▸ **Data records**:

--- begin ---

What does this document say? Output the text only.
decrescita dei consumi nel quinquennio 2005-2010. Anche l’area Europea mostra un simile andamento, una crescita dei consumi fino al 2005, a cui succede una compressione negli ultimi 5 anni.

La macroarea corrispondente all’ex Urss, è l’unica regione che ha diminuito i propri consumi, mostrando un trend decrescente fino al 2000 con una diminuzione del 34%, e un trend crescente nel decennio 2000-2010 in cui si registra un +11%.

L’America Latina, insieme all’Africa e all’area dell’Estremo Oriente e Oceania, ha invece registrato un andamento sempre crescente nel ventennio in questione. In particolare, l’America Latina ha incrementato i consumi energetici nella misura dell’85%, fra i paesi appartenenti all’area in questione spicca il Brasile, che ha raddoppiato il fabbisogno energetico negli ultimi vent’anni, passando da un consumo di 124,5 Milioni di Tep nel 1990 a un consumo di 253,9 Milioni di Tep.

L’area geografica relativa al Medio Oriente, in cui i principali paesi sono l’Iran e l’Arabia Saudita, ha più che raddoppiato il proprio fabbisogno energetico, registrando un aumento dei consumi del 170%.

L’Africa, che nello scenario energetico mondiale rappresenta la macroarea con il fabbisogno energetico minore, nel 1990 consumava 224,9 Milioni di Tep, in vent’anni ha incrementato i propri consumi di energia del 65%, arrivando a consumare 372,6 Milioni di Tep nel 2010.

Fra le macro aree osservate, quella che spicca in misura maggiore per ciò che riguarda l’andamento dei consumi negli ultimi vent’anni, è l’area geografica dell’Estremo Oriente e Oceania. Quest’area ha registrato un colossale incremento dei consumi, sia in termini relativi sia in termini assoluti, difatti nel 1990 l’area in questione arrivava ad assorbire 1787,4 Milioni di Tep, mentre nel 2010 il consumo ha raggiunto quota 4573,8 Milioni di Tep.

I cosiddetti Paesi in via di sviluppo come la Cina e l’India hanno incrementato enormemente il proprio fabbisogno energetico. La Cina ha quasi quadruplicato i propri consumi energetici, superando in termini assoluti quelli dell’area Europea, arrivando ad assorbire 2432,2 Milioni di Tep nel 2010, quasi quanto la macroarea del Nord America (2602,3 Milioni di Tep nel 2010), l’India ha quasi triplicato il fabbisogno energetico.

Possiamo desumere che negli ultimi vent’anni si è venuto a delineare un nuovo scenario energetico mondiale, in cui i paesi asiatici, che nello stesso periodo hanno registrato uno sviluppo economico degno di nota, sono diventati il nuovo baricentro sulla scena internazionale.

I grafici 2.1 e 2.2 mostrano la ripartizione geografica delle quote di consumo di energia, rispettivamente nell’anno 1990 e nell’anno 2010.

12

--- end ---

▸ **DESCRIPTION OF THE TASK**:
The records above should all be quoted exactly, please.

▸ **EXERCISE OUTPUT**:
What does this document say? Output the text only.
decrescita dei consumi nel quinquennio 2005-2010. Anche l’area Europea mostra un simile andamento, una crescita dei consumi fino al 2005, a cui succede una compressione negli ultimi 5 anni.

La macroarea corrispondente all’ex Urss, è l’unica regione che ha diminuito i propri consumi, mostrando un trend decrescente fino al 2000 con una diminuzione del 34%, e un trend crescente nel decennio 2000-2010 in cui si registra un +11%.

L’America Latina, insieme all’Africa e all’area dell’Estremo Oriente e Oceania, ha invece registrato un andamento sempre crescente nel ventennio in questione. In particolare, l’America Latina ha incrementato i consumi energetici nella misura dell’85%, fra i paesi appartenenti all’area in questione spicca il Brasile, che ha raddoppiato il fabbisogno energetico negli ultimi vent’anni, passando da un consumo di 124,5 Milioni di Tep nel 1990 a un consumo di 253,9 Milioni di Tep.

L’area geografica relativa al Medio Oriente, in cui i principali paesi sono l’Iran e l’Arabia Saudita, ha più che raddoppiato il proprio fabbisogno energetico, registrando un aumento dei consumi del 170%.

L’Africa, che nello scenario energetico mondiale rappresenta la macroarea con il fabbisogno energetico minore, nel 1990 consumava 224,9 Milioni di Tep, in vent’anni ha incrementato i propri consumi di energia del 65%, arrivando a consumare 372,6 Milioni di Tep nel 2010.

Fra le macro aree osservate, quella che spicca in misura maggiore per ciò che riguarda l’andamento dei consumi negli ultimi vent’anni, è l’area geografica dell’Estremo Oriente e Oceania. Quest’area ha registrato un colossale incremento dei consumi, sia in termini relativi sia in termini assoluti, difatti nel 1990 l’area in questione arrivava ad assorbire 1787,4 Milioni di Tep, mentre nel 2010 il consumo ha raggiunto quota 4573,8 Milioni di Tep.

I cosiddetti Paesi in via di sviluppo come la Cina e l’India hanno incrementato enormemente il proprio fabbisogno energetico. La Cina ha quasi quadruplicato i propri consumi energetici, superando in termini assoluti quelli dell’area Europea, arrivando ad assorbire 2432,2 Milioni di Tep nel 2010, quasi quanto la macroarea del Nord America (2602,3 Milioni di Tep nel 2010), l’India ha quasi triplicato il fabbisogno energetico.

Possiamo desumere che negli ultimi vent’anni si è venuto a delineare un nuovo scenario energetico mondiale, in cui i paesi asiatici, che nello stesso periodo hanno registrato uno sviluppo economico degno di nota, sono diventati il nuovo baricentro sulla scena internazionale.

I grafici 2.1 e 2.2 mostrano la ripartizione geografica delle quote di consumo di energia, rispettivamente nell’anno 1990 e nell’anno 2010.

12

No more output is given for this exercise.